## TASK DETAILS
Copy out all the entries exactly.

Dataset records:
=-=-=-=-=

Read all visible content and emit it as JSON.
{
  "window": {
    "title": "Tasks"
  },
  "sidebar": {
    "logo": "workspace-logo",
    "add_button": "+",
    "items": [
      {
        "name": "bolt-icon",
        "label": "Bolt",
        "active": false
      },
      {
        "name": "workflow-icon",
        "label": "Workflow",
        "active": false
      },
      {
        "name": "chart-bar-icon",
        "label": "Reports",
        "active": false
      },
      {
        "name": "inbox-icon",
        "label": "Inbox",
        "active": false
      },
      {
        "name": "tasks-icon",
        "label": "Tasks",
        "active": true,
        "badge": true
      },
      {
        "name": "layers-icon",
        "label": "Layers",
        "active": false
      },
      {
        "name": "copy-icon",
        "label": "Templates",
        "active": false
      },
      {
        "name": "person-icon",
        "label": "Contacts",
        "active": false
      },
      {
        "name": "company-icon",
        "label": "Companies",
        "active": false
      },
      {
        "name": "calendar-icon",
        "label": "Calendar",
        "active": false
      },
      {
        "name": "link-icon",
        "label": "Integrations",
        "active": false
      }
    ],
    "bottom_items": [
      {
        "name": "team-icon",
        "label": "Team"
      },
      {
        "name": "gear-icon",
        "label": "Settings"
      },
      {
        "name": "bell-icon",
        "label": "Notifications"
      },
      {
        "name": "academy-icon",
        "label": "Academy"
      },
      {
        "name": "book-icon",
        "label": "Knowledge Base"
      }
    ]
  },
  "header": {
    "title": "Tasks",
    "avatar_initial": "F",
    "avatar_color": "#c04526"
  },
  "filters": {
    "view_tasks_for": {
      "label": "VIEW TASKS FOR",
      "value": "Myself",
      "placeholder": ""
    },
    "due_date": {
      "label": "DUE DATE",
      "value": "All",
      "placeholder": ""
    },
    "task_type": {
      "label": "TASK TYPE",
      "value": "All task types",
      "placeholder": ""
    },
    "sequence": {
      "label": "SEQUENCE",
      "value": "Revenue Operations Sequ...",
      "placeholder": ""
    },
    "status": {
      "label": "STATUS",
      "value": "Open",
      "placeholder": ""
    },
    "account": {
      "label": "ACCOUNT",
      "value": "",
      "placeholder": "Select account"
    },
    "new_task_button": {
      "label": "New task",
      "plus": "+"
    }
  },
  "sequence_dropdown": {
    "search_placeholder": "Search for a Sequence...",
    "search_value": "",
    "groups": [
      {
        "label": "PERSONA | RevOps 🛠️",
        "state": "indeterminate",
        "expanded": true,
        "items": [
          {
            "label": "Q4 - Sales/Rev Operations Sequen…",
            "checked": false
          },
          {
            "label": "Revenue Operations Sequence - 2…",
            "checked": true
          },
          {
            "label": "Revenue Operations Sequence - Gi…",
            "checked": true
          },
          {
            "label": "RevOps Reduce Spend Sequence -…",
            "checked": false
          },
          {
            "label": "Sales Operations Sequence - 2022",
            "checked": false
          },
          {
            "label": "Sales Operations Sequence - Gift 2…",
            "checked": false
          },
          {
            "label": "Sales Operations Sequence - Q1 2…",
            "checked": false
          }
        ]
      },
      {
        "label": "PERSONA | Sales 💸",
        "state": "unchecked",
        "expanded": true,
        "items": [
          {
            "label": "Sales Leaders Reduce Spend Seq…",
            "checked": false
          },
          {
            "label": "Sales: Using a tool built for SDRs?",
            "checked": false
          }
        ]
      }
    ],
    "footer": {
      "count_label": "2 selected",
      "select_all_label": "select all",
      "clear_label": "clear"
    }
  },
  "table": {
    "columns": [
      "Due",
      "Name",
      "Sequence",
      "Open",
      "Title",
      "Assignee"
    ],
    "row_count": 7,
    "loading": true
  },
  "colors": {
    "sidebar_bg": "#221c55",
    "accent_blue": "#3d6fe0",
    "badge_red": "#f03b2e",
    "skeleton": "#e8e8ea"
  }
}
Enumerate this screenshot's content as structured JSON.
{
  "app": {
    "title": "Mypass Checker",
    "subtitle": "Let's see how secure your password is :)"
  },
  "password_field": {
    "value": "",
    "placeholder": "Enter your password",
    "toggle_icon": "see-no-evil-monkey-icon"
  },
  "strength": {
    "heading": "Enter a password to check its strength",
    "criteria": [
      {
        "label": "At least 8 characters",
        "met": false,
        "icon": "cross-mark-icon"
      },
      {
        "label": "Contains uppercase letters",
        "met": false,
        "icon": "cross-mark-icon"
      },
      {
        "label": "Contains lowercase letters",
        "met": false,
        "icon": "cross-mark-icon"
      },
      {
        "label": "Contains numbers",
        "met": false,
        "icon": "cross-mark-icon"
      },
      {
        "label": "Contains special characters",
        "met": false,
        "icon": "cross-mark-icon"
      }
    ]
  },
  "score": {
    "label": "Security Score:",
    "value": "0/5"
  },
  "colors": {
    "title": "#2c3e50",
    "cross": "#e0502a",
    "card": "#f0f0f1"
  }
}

=-=-=-=-=

## THE COMPLETED TASK
Read all visible content and emit it as JSON.
{
  "window": {
    "title": "Tasks"
  },
  "sidebar": {
    "logo": "workspace-logo",
    "add_button": "+",
    "items": [
      {
        "name": "bolt-icon",
        "label": "Bolt",
        "active": false
      },
      {
        "name": "workflow-icon",
        "label": "Workflow",
        "active": false
      },
      {
        "name": "chart-bar-icon",
        "label": "Reports",
        "active": false
      },
      {
        "name": "inbox-icon",
        "label": "Inbox",
        "active": false
      },
      {
        "name": "tasks-icon",
        "label": "Tasks",
        "active": true,
        "badge": true
      },
      {
        "name": "layers-icon",
        "label": "Layers",
        "active": false
      },
      {
        "name": "copy-icon",
        "label": "Templates",
        "active": false
      },
      {
        "name": "person-icon",
        "label": "Contacts",
        "active": false
      },
      {
        "name": "company-icon",
        "label": "Companies",
        "active": false
      },
      {
        "name": "calendar-icon",
        "label": "Calendar",
        "active": false
      },
      {
        "name": "link-icon",
        "label": "Integrations",
        "active": false
      }
    ],
    "bottom_items": [
      {
        "name": "team-icon",
        "label": "Team"
      },
      {
        "name": "gear-icon",
        "label": "Settings"
      },
      {
        "name": "bell-icon",
        "label": "Notifications"
      },
      {
        "name": "academy-icon",
        "label": "Academy"
      },
      {
        "name": "book-icon",
        "label": "Knowledge Base"
      }
    ]
  },
  "header": {
    "title": "Tasks",
    "avatar_initial": "F",
    "avatar_color": "#c04526"
  },
  "filters": {
    "view_tasks_for": {
      "label": "VIEW TASKS FOR",
      "value": "Myself",
      "placeholder": ""
    },
    "due_date": {
      "label": "DUE DATE",
      "value": "All",
      "placeholder": ""
    },
    "task_type": {
      "label": "TASK TYPE",
      "value": "All task types",
      "placeholder": ""
    },
    "sequence": {
      "label": "SEQUENCE",
      "value": "Revenue Operations Sequ...",
      "placeholder": ""
    },
    "status": {
      "label": "STATUS",
      "value": "Open",
      "placeholder": ""
    },
    "account": {
      "label": "ACCOUNT",
      "value": "",
      "placeholder": "Select account"
    },
    "new_task_button": {
      "label": "New task",
      "plus": "+"
    }
  },
  "sequence_dropdown": {
    "search_placeholder": "Search for a Sequence...",
    "search_value": "",
    "groups": [
      {
        "label": "PERSONA | RevOps 🛠️",
        "state": "indeterminate",
        "expanded": true,
        "items": [
          {
            "label": "Q4 - Sales/Rev Operations Sequen…",
            "checked": false
          },
          {
            "label": "Revenue Operations Sequence - 2…",
            "checked": true
          },
          {
            "label": "Revenue Operations Sequence - Gi…",
            "checked": true
          },
          {
            "label": "RevOps Reduce Spend Sequence -…",
            "checked": false
          },
          {
            "label": "Sales Operations Sequence - 2022",
            "checked": false
          },
          {
            "label": "Sales Operations Sequence - Gift 2…",
            "checked": false
          },
          {
            "label": "Sales Operations Sequence - Q1 2…",
            "checked": false
          }
        ]
      },
      {
        "label": "PERSONA | Sales 💸",
        "state": "unchecked",
        "expanded": true,
        "items": [
          {
            "label": "Sales Leaders Reduce Spend Seq…",
            "checked": false
          },
          {
            "label": "Sales: Using a tool built for SDRs?",
            "checked": false
          }
        ]
      }
    ],
    "footer": {
      "count_label": "2 selected",
      "select_all_label": "select all",
      "clear_label": "clear"
    }
  },
  "table": {
    "columns": [
      "Due",
      "Name",
      "Sequence",
      "Open",
      "Title",
      "Assignee"
    ],
    "row_count": 7,
    "loading": true
  },
  "colors": {
    "sidebar_bg": "#221c55",
    "accent_blue": "#3d6fe0",
    "badge_red": "#f03b2e",
    "skeleton": "#e8e8ea"
  }
}
Enumerate this screenshot's content as structured JSON.
{
  "app": {
    "title": "Mypass Checker",
    "subtitle": "Let's see how secure your password is :)"
  },
  "password_field": {
    "value": "",
    "placeholder": "Enter your password",
    "toggle_icon": "see-no-evil-monkey-icon"
  },
  "strength": {
    "heading": "Enter a password to check its strength",
    "criteria": [
      {
        "label": "At least 8 characters",
        "met": false,
        "icon": "cross-mark-icon"
      },
      {
        "label": "Contains uppercase letters",
        "met": false,
        "icon": "cross-mark-icon"
      },
      {
        "label": "Contains lowercase letters",
        "met": false,
        "icon": "cross-mark-icon"
      },
      {
        "label": "Contains numbers",
        "met": false,
        "icon": "cross-mark-icon"
      },
      {
        "label": "Contains special characters",
        "met": false,
        "icon": "cross-mark-icon"
      }
    ]
  },
  "score": {
    "label": "Security Score:",
    "value": "0/5"
  },
  "colors": {
    "title": "#2c3e50",
    "cross": "#e0502a",
    "card": "#f0f0f1"
  }
}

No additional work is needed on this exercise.